◆ **Work to complete**
Where a line in the listing contains the string "area", copy that line out.

Collected data
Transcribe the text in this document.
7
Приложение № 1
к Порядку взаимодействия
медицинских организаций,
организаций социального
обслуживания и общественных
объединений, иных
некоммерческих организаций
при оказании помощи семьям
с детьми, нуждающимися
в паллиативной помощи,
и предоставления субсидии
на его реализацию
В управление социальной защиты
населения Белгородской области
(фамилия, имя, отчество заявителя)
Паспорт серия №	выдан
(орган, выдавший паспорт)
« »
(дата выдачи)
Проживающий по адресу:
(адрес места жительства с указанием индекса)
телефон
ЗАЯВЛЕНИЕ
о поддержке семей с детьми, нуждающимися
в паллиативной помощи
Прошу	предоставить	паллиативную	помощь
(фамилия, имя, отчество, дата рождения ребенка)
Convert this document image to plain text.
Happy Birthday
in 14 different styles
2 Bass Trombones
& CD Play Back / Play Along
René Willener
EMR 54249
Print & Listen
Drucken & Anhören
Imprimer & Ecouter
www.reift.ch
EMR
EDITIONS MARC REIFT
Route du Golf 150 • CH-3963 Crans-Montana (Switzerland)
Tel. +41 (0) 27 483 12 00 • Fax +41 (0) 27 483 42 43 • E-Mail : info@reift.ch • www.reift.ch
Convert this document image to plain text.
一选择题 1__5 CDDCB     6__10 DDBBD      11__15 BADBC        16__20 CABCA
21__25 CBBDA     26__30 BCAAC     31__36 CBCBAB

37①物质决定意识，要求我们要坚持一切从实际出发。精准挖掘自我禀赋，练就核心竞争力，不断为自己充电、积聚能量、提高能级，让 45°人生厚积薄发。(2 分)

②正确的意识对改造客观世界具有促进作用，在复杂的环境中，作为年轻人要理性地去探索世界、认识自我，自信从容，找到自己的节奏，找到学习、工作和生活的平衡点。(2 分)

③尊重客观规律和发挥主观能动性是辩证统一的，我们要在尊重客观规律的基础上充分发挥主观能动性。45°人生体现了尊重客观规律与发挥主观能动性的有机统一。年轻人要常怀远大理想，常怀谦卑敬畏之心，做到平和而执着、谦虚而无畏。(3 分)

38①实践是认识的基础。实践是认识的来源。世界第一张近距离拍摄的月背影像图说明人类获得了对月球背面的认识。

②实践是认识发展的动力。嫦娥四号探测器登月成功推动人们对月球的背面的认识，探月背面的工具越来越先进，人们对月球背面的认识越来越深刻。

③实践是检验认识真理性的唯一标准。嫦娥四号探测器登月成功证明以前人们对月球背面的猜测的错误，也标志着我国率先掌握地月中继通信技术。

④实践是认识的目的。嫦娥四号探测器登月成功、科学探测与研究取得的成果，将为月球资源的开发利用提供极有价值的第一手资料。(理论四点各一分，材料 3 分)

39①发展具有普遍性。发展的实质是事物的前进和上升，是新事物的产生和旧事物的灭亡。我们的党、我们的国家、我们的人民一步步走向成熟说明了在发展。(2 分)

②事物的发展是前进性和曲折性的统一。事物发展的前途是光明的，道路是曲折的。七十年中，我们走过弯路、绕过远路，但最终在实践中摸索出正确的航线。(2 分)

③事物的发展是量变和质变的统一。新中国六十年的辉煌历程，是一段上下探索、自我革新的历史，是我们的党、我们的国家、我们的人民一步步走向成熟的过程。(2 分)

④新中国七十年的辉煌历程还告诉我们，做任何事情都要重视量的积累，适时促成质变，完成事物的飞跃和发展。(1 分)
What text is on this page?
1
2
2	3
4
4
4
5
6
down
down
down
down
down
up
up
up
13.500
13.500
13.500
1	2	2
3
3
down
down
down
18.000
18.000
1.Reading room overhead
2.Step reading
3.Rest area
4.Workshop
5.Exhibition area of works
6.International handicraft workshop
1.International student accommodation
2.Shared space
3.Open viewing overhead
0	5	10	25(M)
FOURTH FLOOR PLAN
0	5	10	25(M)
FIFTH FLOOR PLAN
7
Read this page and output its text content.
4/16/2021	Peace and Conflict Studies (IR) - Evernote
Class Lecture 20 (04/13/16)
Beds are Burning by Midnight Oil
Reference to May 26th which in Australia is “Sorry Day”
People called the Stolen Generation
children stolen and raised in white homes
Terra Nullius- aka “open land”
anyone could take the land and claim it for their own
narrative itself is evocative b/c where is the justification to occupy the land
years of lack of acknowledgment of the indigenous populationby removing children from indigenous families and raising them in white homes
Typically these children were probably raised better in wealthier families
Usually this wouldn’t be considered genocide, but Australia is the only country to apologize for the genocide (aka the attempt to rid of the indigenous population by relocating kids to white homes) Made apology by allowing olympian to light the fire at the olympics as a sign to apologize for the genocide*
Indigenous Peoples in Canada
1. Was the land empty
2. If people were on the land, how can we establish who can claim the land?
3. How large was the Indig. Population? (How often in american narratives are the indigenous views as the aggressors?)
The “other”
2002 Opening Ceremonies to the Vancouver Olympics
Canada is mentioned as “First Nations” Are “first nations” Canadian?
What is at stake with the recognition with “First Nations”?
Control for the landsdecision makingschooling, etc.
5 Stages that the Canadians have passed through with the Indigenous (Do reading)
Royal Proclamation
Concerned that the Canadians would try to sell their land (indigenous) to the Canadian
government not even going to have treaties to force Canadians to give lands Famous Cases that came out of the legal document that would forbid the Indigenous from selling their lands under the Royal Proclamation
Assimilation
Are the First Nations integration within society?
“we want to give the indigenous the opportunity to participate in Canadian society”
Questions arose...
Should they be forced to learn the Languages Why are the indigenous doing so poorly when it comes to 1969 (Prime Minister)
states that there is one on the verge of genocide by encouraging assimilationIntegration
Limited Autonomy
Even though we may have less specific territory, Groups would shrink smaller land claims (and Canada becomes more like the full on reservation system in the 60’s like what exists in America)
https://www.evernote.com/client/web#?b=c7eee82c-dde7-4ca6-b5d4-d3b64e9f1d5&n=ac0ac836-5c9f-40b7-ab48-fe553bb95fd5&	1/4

◆ **Solution for this task**
3.Rest area
5.Exhibition area of works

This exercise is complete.